* **GIVEN RECORDS**
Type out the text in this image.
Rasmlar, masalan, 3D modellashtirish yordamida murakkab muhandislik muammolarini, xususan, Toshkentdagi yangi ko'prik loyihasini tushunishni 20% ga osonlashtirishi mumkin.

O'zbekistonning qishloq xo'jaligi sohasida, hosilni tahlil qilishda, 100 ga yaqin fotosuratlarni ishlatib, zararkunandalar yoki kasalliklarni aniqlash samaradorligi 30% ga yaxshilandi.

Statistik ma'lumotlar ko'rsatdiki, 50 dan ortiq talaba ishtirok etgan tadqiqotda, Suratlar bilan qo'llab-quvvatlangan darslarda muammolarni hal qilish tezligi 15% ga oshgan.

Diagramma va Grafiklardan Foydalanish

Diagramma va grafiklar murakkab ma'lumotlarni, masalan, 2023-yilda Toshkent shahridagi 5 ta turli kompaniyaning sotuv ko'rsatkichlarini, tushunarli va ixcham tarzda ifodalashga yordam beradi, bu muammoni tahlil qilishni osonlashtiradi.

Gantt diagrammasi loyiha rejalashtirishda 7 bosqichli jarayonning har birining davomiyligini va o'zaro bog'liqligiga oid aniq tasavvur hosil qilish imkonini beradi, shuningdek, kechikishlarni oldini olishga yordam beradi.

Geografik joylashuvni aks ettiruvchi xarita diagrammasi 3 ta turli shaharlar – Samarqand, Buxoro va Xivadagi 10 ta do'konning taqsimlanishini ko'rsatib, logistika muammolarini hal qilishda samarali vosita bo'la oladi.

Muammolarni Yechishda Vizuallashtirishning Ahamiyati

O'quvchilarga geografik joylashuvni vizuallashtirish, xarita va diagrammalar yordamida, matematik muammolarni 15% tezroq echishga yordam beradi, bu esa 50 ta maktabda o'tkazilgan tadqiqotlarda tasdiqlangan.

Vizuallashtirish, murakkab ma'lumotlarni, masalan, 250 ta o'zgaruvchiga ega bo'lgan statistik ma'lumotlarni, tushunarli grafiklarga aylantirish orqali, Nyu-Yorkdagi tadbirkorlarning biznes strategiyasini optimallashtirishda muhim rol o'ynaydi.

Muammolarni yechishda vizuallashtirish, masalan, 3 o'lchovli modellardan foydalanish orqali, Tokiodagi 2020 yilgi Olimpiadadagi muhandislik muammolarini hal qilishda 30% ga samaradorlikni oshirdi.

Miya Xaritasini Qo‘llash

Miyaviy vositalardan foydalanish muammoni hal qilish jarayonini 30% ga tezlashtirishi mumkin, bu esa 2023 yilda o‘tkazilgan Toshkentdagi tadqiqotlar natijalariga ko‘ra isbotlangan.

* **EXERCISE AIM**
Pull every line containing the word "muhandislik" out of the material and copy it.

* **WRITTEN SOLUTION**
Rasmlar, masalan, 3D modellashtirish yordamida murakkab muhandislik muammolarini, xususan, Toshkentdagi yangi ko'prik loyihasini tushunishni 20% ga osonlashtirishi mumkin.
Muammolarni yechishda vizuallashtirish, masalan, 3 o'lchovli modellardan foydalanish orqali, Tokiodagi 2020 yilgi Olimpiadadagi muhandislik muammolarini hal qilishda 30% ga samaradorlikni oshirdi.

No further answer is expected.